(Excerpts from a figure dataset)
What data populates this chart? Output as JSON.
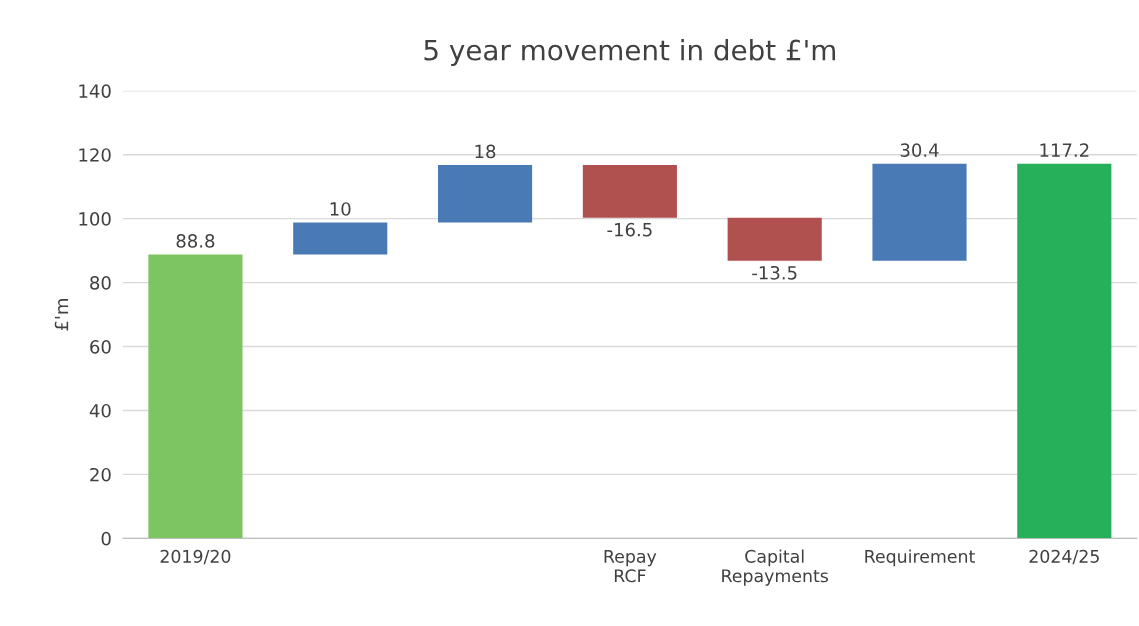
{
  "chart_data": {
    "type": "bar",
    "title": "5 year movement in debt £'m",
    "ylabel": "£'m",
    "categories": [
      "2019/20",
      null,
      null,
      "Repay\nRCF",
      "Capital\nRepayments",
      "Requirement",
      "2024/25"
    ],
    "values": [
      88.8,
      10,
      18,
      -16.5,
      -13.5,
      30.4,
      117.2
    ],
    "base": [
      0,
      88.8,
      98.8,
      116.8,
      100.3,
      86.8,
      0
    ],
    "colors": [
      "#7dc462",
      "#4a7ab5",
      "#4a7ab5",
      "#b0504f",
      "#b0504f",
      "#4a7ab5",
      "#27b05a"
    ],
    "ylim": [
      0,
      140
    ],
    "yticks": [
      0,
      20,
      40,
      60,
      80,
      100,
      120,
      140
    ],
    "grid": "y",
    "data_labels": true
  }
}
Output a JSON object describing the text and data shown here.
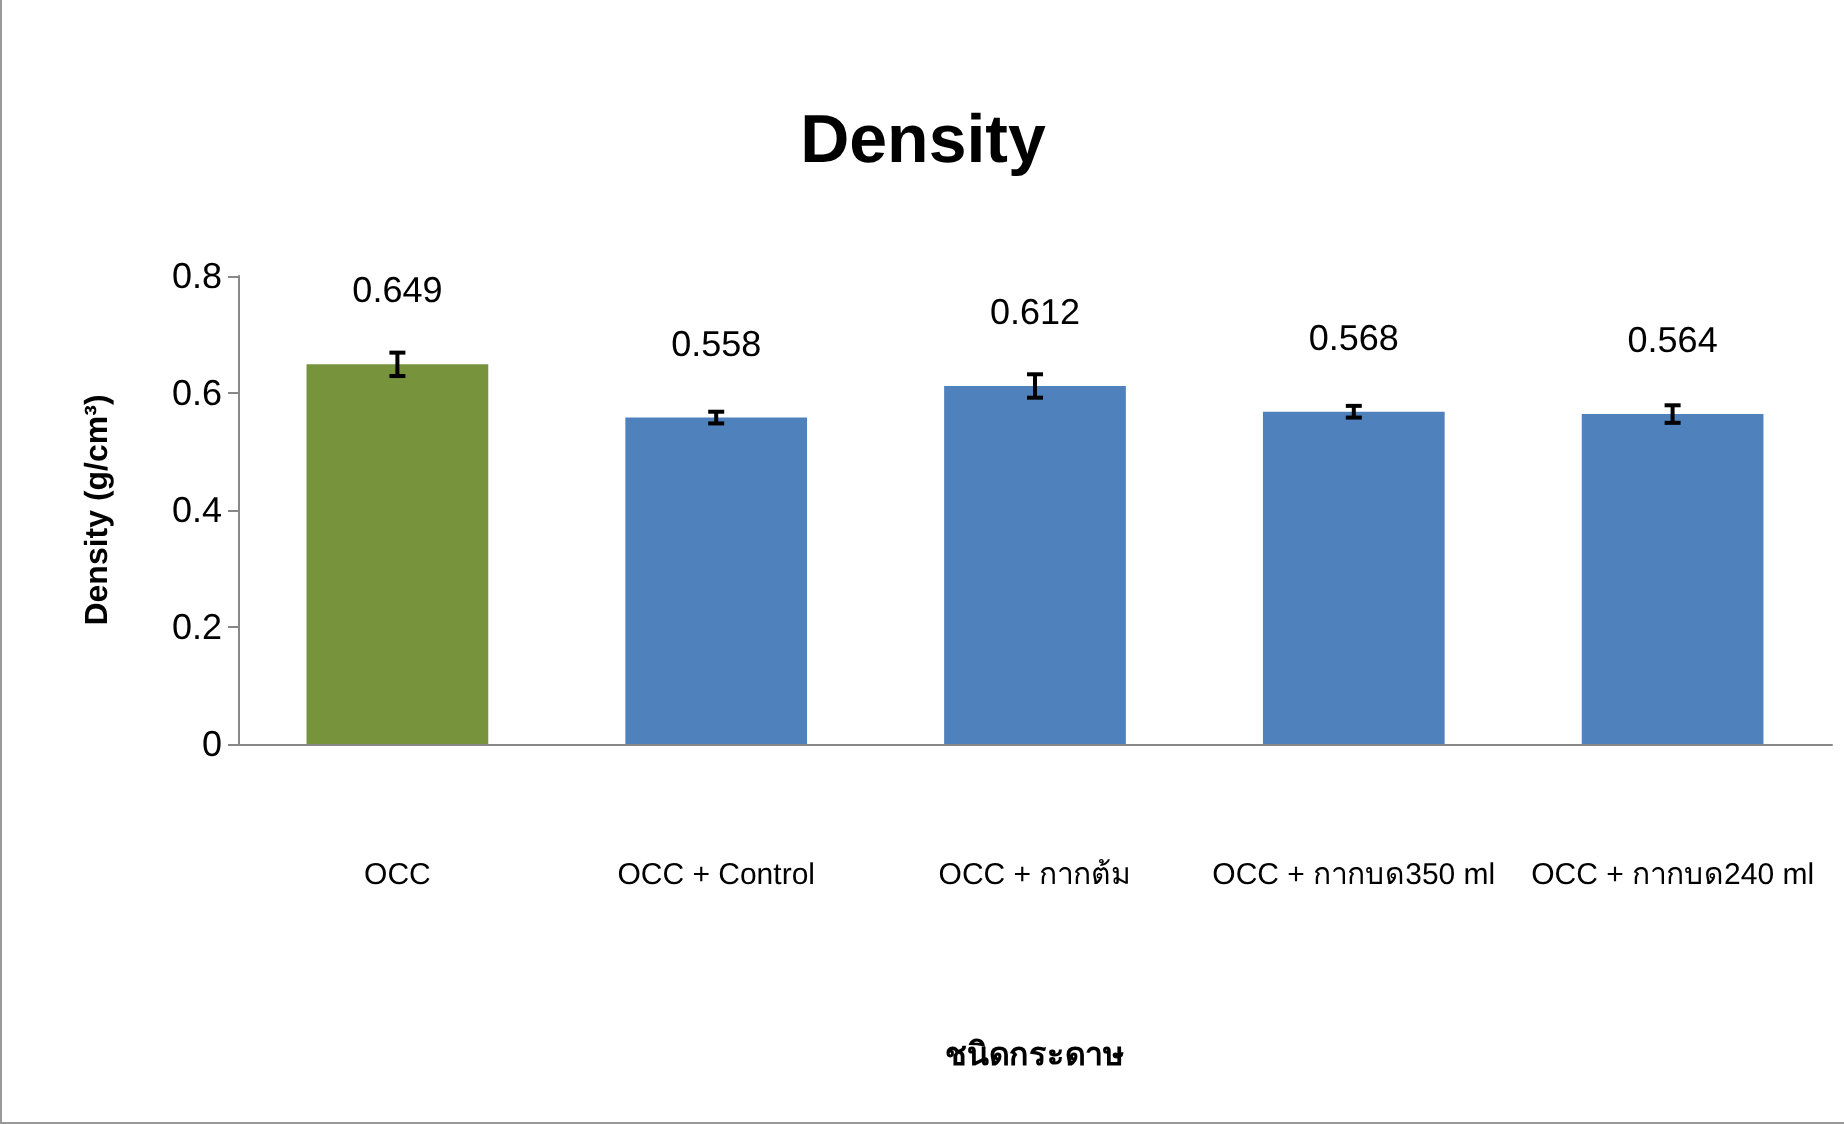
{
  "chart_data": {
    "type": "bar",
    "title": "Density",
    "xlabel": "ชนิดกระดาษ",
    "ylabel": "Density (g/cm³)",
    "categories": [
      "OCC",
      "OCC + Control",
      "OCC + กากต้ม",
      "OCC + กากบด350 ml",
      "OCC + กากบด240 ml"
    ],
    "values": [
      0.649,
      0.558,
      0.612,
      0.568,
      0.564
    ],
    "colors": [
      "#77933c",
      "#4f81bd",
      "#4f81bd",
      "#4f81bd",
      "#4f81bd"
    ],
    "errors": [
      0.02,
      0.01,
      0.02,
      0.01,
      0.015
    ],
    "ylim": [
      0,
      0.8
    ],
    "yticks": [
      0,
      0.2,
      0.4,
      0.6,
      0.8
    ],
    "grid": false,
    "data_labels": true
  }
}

» **WHAT THE TASK ASKS**:
Without the pictures, transcribe the listing above exactly.

» **WRITTEN RESPONSE**:
What data populates this chart? Output as JSON.
{
  "chart_data": {
    "type": "bar",
    "title": "5 year movement in debt £'m",
    "ylabel": "£'m",
    "categories": [
      "2019/20",
      null,
      null,
      "Repay\nRCF",
      "Capital\nRepayments",
      "Requirement",
      "2024/25"
    ],
    "values": [
      88.8,
      10,
      18,
      -16.5,
      -13.5,
      30.4,
      117.2
    ],
    "base": [
      0,
      88.8,
      98.8,
      116.8,
      100.3,
      86.8,
      0
    ],
    "colors": [
      "#7dc462",
      "#4a7ab5",
      "#4a7ab5",
      "#b0504f",
      "#b0504f",
      "#4a7ab5",
      "#27b05a"
    ],
    "ylim": [
      0,
      140
    ],
    "yticks": [
      0,
      20,
      40,
      60,
      80,
      100,
      120,
      140
    ],
    "grid": "y",
    "data_labels": true
  }
}
Output a JSON object describing the text and data shown here.
{
  "chart_data": {
    "type": "bar",
    "title": "Density",
    "xlabel": "ชนิดกระดาษ",
    "ylabel": "Density (g/cm³)",
    "categories": [
      "OCC",
      "OCC + Control",
      "OCC + กากต้ม",
      "OCC + กากบด350 ml",
      "OCC + กากบด240 ml"
    ],
    "values": [
      0.649,
      0.558,
      0.612,
      0.568,
      0.564
    ],
    "colors": [
      "#77933c",
      "#4f81bd",
      "#4f81bd",
      "#4f81bd",
      "#4f81bd"
    ],
    "errors": [
      0.02,
      0.01,
      0.02,
      0.01,
      0.015
    ],
    "ylim": [
      0,
      0.8
    ],
    "yticks": [
      0,
      0.2,
      0.4,
      0.6,
      0.8
    ],
    "grid": false,
    "data_labels": true
  }
}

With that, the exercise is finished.